>> start Given data
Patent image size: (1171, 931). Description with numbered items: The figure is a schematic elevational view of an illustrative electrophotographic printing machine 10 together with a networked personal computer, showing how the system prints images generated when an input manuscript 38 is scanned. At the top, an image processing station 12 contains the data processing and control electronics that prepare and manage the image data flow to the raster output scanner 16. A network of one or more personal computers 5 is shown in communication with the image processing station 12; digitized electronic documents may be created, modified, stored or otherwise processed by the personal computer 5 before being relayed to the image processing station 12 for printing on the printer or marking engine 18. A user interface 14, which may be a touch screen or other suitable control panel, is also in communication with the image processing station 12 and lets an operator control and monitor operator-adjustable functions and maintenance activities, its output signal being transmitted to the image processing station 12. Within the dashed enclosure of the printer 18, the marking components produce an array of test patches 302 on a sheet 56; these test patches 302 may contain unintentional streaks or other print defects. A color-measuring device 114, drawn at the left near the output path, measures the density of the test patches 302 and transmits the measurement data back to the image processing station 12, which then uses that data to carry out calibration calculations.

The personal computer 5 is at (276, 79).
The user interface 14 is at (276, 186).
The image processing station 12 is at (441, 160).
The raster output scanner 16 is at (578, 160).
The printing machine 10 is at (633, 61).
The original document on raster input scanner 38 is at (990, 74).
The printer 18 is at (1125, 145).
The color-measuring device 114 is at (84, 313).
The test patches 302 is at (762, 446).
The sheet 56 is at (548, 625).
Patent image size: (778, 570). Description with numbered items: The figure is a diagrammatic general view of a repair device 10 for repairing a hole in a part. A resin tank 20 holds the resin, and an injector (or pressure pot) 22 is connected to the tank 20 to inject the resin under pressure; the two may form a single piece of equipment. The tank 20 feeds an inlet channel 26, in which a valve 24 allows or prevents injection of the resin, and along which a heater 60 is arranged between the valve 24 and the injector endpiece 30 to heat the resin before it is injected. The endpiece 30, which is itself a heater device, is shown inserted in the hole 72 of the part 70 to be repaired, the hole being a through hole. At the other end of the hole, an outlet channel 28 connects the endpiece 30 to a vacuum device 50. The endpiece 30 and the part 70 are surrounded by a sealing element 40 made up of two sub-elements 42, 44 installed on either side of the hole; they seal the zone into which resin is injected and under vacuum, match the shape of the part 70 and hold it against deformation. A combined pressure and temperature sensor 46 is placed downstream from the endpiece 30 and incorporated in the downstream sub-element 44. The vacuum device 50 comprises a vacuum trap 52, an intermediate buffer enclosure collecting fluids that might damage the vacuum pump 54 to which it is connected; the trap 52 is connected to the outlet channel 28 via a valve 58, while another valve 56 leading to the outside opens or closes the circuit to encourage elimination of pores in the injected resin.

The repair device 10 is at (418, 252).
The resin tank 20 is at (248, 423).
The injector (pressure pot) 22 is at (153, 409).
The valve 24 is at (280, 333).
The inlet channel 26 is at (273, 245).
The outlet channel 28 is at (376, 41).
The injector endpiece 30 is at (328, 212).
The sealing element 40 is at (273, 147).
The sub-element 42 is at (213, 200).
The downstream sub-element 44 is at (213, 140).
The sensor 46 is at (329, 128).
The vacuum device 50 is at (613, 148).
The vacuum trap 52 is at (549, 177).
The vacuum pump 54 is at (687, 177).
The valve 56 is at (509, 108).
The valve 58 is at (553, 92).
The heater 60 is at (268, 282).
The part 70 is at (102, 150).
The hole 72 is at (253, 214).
>> end Given data
# What to work on
How many lines of the listing contain the string "test", counting only matches with the same capitalization? Reply with the number alone.

# Solution below
2